### Problem to work on
In your copy, reproduce the entries exactly as they are, minus the images.

### Information supplied

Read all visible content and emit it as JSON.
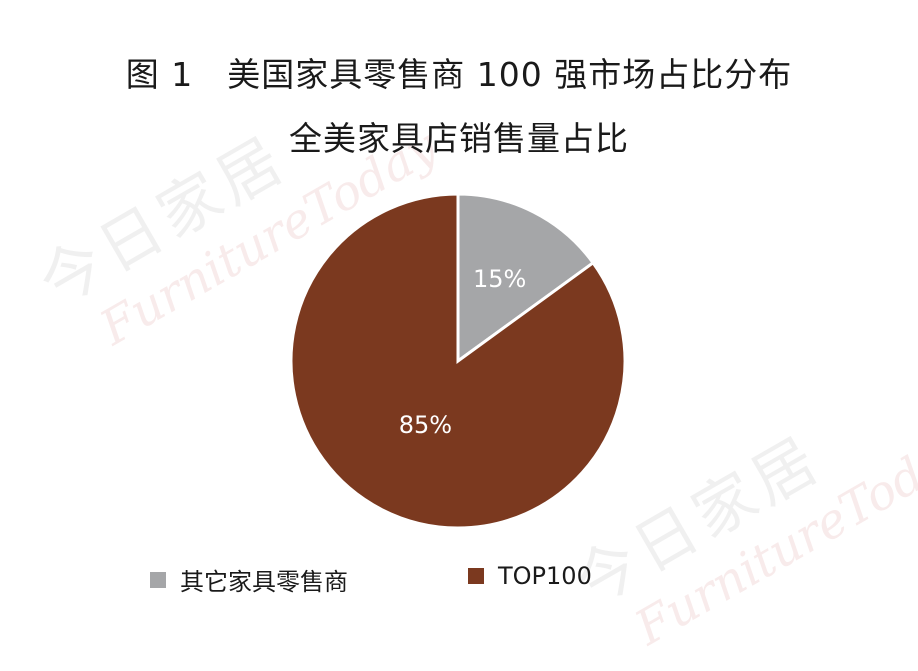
{
  "figure_title": "图 1　美国家具零售商 100 强市场占比分布",
  "watermark": {
    "cn": "今日家居",
    "en": "FurnitureToday"
  },
  "chart_data": {
    "type": "pie",
    "title": "全美家具店销售量占比",
    "slices": [
      {
        "label": "其它家具零售商",
        "value": 15,
        "display": "15%",
        "color": "#a5a6a8"
      },
      {
        "label": "TOP100",
        "value": 85,
        "display": "85%",
        "color": "#7b391f"
      }
    ],
    "start_angle_deg": 0,
    "direction": "clockwise",
    "legend_position": "bottom"
  }
}
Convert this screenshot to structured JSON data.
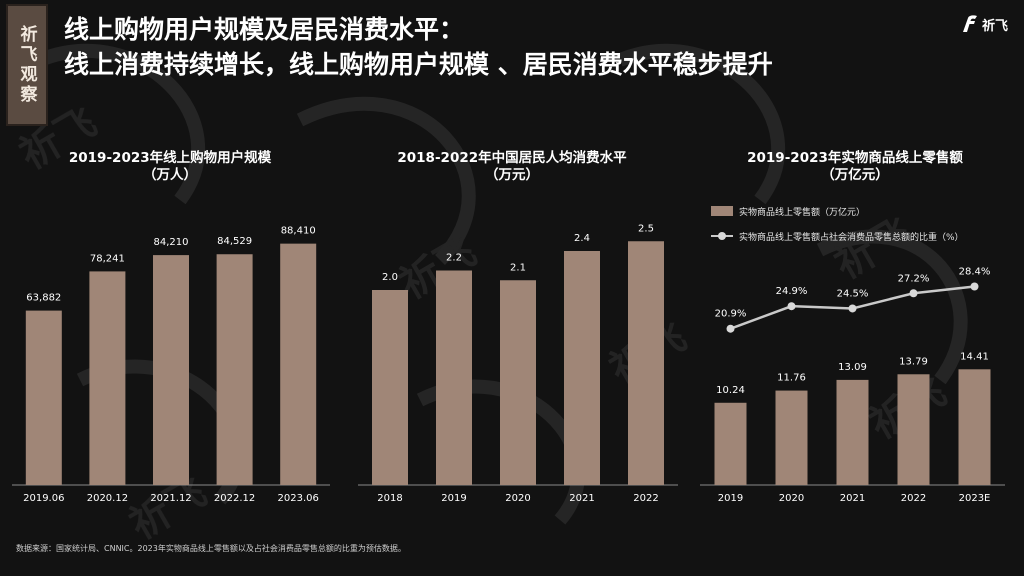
{
  "brand_tag": "祈飞观察",
  "title_line1": "线上购物用户规模及居民消费水平：",
  "title_line2": "线上消费持续增长，线上购物用户规模 、居民消费水平稳步提升",
  "logo_text": "祈飞",
  "watermark": "祈飞",
  "colors": {
    "bar": "#a08677",
    "line": "#c9c9c9",
    "background": "#121212"
  },
  "source": "数据来源：国家统计局、CNNIC。2023年实物商品线上零售额以及占社会消费品零售总额的比重为预估数据。",
  "chart_data": [
    {
      "type": "bar",
      "title": "2019-2023年线上购物用户规模",
      "unit": "（万人）",
      "categories": [
        "2019.06",
        "2020.12",
        "2021.12",
        "2022.12",
        "2023.06"
      ],
      "values": [
        63882,
        78241,
        84210,
        84529,
        88410
      ],
      "value_labels": [
        "63,882",
        "78,241",
        "84,210",
        "84,529",
        "88,410"
      ],
      "ylim": [
        0,
        100000
      ]
    },
    {
      "type": "bar",
      "title": "2018-2022年中国居民人均消费水平",
      "unit": "（万元）",
      "categories": [
        "2018",
        "2019",
        "2020",
        "2021",
        "2022"
      ],
      "values": [
        2.0,
        2.2,
        2.1,
        2.4,
        2.5
      ],
      "value_labels": [
        "2.0",
        "2.2",
        "2.1",
        "2.4",
        "2.5"
      ],
      "ylim": [
        0,
        2.8
      ]
    },
    {
      "type": "bar+line",
      "title": "2019-2023年实物商品线上零售额",
      "unit": "（万亿元）",
      "categories": [
        "2019",
        "2020",
        "2021",
        "2022",
        "2023E"
      ],
      "series": [
        {
          "name": "实物商品线上零售额（万亿元）",
          "type": "bar",
          "values": [
            10.24,
            11.76,
            13.09,
            13.79,
            14.41
          ],
          "labels": [
            "10.24",
            "11.76",
            "13.09",
            "13.79",
            "14.41"
          ]
        },
        {
          "name": "实物商品线上零售额占社会消费品零售总额的比重（%）",
          "type": "line",
          "values": [
            20.9,
            24.9,
            24.5,
            27.2,
            28.4
          ],
          "labels": [
            "20.9%",
            "24.9%",
            "24.5%",
            "27.2%",
            "28.4%"
          ]
        }
      ],
      "bar_ylim": [
        0,
        34
      ],
      "line_ylim": [
        0,
        34
      ]
    }
  ]
}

### Written response
Read all visible content and emit it as JSON.
{
  "figure_title": "图 1　美国家具零售商 100 强市场占比分布",
  "watermark": {
    "cn": "今日家居",
    "en": "FurnitureToday"
  },
  "chart_data": {
    "type": "pie",
    "title": "全美家具店销售量占比",
    "slices": [
      {
        "label": "其它家具零售商",
        "value": 15,
        "display": "15%",
        "color": "#a5a6a8"
      },
      {
        "label": "TOP100",
        "value": 85,
        "display": "85%",
        "color": "#7b391f"
      }
    ],
    "start_angle_deg": 0,
    "direction": "clockwise",
    "legend_position": "bottom"
  }
}
Convert this screenshot to structured JSON data.
{
  "brand_tag": "祈飞观察",
  "title_line1": "线上购物用户规模及居民消费水平：",
  "title_line2": "线上消费持续增长，线上购物用户规模 、居民消费水平稳步提升",
  "logo_text": "祈飞",
  "watermark": "祈飞",
  "colors": {
    "bar": "#a08677",
    "line": "#c9c9c9",
    "background": "#121212"
  },
  "source": "数据来源：国家统计局、CNNIC。2023年实物商品线上零售额以及占社会消费品零售总额的比重为预估数据。",
  "chart_data": [
    {
      "type": "bar",
      "title": "2019-2023年线上购物用户规模",
      "unit": "（万人）",
      "categories": [
        "2019.06",
        "2020.12",
        "2021.12",
        "2022.12",
        "2023.06"
      ],
      "values": [
        63882,
        78241,
        84210,
        84529,
        88410
      ],
      "value_labels": [
        "63,882",
        "78,241",
        "84,210",
        "84,529",
        "88,410"
      ],
      "ylim": [
        0,
        100000
      ]
    },
    {
      "type": "bar",
      "title": "2018-2022年中国居民人均消费水平",
      "unit": "（万元）",
      "categories": [
        "2018",
        "2019",
        "2020",
        "2021",
        "2022"
      ],
      "values": [
        2.0,
        2.2,
        2.1,
        2.4,
        2.5
      ],
      "value_labels": [
        "2.0",
        "2.2",
        "2.1",
        "2.4",
        "2.5"
      ],
      "ylim": [
        0,
        2.8
      ]
    },
    {
      "type": "bar+line",
      "title": "2019-2023年实物商品线上零售额",
      "unit": "（万亿元）",
      "categories": [
        "2019",
        "2020",
        "2021",
        "2022",
        "2023E"
      ],
      "series": [
        {
          "name": "实物商品线上零售额（万亿元）",
          "type": "bar",
          "values": [
            10.24,
            11.76,
            13.09,
            13.79,
            14.41
          ],
          "labels": [
            "10.24",
            "11.76",
            "13.09",
            "13.79",
            "14.41"
          ]
        },
        {
          "name": "实物商品线上零售额占社会消费品零售总额的比重（%）",
          "type": "line",
          "values": [
            20.9,
            24.9,
            24.5,
            27.2,
            28.4
          ],
          "labels": [
            "20.9%",
            "24.9%",
            "24.5%",
            "27.2%",
            "28.4%"
          ]
        }
      ],
      "bar_ylim": [
        0,
        34
      ],
      "line_ylim": [
        0,
        34
      ]
    }
  ]
}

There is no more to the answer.